* EXCERPTED DATA *
## begin

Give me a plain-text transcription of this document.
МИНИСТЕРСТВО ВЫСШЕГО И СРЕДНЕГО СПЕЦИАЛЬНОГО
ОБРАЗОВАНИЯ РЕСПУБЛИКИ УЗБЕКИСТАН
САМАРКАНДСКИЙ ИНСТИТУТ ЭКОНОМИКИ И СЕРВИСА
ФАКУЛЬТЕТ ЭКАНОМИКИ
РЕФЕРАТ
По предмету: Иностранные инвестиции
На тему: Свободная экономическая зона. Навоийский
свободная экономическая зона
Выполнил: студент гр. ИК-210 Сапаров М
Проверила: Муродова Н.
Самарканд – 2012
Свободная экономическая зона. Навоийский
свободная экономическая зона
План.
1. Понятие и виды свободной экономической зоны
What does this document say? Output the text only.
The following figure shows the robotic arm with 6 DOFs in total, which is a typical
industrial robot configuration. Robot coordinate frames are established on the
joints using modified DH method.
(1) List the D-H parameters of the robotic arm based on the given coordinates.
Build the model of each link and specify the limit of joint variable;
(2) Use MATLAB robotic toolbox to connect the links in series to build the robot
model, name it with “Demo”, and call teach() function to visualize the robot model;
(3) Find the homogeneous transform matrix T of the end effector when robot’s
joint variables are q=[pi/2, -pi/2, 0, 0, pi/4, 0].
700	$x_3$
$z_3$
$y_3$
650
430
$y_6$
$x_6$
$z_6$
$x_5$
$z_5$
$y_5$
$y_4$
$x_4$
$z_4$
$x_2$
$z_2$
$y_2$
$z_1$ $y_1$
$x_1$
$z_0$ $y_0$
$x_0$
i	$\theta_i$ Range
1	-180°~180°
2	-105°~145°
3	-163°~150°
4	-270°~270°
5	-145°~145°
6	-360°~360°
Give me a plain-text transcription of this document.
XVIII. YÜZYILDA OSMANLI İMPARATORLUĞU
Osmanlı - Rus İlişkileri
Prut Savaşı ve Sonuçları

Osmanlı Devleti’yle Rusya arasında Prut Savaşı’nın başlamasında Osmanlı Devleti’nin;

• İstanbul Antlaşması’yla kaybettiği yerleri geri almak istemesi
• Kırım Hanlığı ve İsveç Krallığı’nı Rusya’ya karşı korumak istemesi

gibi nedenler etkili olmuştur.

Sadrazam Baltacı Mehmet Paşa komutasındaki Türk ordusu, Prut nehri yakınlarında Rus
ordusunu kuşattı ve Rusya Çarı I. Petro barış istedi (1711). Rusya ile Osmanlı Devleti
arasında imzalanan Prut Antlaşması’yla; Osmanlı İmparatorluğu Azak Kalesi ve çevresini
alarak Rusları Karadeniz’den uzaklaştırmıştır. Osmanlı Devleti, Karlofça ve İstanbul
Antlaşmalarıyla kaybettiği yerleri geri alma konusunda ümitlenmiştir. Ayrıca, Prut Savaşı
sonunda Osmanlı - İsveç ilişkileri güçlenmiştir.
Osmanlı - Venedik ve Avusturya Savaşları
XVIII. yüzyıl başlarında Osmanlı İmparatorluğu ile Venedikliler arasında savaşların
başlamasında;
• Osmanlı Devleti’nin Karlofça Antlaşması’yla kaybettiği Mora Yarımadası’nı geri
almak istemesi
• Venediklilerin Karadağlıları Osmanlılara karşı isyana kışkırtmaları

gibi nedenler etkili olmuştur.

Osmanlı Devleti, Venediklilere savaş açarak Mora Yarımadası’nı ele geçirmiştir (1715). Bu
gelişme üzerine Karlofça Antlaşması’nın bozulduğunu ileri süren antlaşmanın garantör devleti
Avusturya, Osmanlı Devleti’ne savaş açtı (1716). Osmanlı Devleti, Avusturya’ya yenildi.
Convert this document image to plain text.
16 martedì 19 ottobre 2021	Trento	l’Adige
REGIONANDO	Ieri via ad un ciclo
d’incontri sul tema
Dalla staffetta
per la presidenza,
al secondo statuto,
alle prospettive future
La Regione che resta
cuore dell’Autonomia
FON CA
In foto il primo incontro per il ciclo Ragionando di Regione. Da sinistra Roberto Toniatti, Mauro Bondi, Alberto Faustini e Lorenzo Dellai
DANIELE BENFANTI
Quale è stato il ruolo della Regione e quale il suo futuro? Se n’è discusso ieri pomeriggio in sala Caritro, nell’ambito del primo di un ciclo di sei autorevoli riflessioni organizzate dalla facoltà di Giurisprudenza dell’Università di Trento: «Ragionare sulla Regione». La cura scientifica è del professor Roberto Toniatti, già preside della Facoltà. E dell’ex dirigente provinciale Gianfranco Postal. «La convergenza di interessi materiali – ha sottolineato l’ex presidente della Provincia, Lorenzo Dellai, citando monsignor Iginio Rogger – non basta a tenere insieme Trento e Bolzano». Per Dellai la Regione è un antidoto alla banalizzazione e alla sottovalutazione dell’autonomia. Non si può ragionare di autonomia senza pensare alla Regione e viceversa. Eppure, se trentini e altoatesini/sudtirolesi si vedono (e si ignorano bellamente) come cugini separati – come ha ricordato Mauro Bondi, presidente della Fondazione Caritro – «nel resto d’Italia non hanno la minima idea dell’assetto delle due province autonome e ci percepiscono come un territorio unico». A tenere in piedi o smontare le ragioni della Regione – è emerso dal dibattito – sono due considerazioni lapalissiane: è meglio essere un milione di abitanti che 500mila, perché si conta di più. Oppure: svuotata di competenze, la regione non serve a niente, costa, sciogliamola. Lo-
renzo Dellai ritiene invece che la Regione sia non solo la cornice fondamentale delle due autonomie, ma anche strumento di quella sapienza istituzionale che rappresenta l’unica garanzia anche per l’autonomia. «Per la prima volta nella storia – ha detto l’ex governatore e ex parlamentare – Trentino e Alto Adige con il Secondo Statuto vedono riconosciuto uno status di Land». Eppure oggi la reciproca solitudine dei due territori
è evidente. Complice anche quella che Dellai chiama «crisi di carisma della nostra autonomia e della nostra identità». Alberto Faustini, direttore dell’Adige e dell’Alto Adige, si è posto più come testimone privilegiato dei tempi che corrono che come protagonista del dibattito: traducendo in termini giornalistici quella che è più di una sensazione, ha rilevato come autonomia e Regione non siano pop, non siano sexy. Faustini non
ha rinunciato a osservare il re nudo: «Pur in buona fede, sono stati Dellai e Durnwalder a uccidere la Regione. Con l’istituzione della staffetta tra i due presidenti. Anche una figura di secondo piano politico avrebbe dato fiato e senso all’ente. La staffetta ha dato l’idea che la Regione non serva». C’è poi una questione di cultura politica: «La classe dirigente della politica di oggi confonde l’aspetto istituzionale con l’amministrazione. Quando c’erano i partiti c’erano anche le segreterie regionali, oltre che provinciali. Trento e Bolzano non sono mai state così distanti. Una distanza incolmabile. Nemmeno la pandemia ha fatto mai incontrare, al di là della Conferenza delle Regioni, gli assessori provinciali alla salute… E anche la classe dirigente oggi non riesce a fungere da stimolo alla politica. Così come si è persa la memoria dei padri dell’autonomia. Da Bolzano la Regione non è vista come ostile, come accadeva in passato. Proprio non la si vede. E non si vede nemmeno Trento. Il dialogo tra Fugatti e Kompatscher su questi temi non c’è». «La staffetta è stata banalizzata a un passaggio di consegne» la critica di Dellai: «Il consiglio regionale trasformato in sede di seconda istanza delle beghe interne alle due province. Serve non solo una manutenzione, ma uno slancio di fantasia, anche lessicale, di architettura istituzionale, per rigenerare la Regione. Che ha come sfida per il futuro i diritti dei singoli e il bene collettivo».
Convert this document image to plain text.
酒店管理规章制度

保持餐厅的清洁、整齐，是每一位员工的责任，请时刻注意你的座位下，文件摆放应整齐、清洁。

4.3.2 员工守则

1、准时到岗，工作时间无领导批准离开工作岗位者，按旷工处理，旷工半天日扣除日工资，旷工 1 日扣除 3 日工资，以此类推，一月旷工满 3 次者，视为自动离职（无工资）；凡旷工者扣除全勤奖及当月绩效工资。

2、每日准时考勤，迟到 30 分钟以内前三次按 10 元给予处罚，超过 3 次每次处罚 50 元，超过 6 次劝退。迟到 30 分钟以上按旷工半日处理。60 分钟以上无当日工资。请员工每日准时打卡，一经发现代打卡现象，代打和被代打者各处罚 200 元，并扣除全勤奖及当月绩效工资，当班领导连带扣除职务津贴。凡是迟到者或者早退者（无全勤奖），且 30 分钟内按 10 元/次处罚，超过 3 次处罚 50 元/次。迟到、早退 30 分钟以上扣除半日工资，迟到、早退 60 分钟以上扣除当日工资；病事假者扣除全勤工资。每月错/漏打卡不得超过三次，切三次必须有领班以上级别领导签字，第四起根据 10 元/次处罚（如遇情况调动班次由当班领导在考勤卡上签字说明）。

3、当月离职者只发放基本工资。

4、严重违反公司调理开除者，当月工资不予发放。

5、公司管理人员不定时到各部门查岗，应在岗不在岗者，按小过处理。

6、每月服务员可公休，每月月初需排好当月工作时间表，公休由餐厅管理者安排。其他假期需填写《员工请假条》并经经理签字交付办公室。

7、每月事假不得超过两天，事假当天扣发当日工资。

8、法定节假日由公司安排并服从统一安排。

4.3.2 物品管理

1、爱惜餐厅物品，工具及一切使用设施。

## end

* OBJECTIVE *
Copy each line that contains the word "kaybettiği".

* SOLUTION TO THIS EXERCISE *
• İstanbul Antlaşması’yla kaybettiği yerleri geri almak istemesi
Antlaşmalarıyla kaybettiği yerleri geri alma konusunda ümitlenmiştir. Ayrıca, Prut Savaşı
• Osmanlı Devleti’nin Karlofça Antlaşması’yla kaybettiği Mora Yarımadası’nı geri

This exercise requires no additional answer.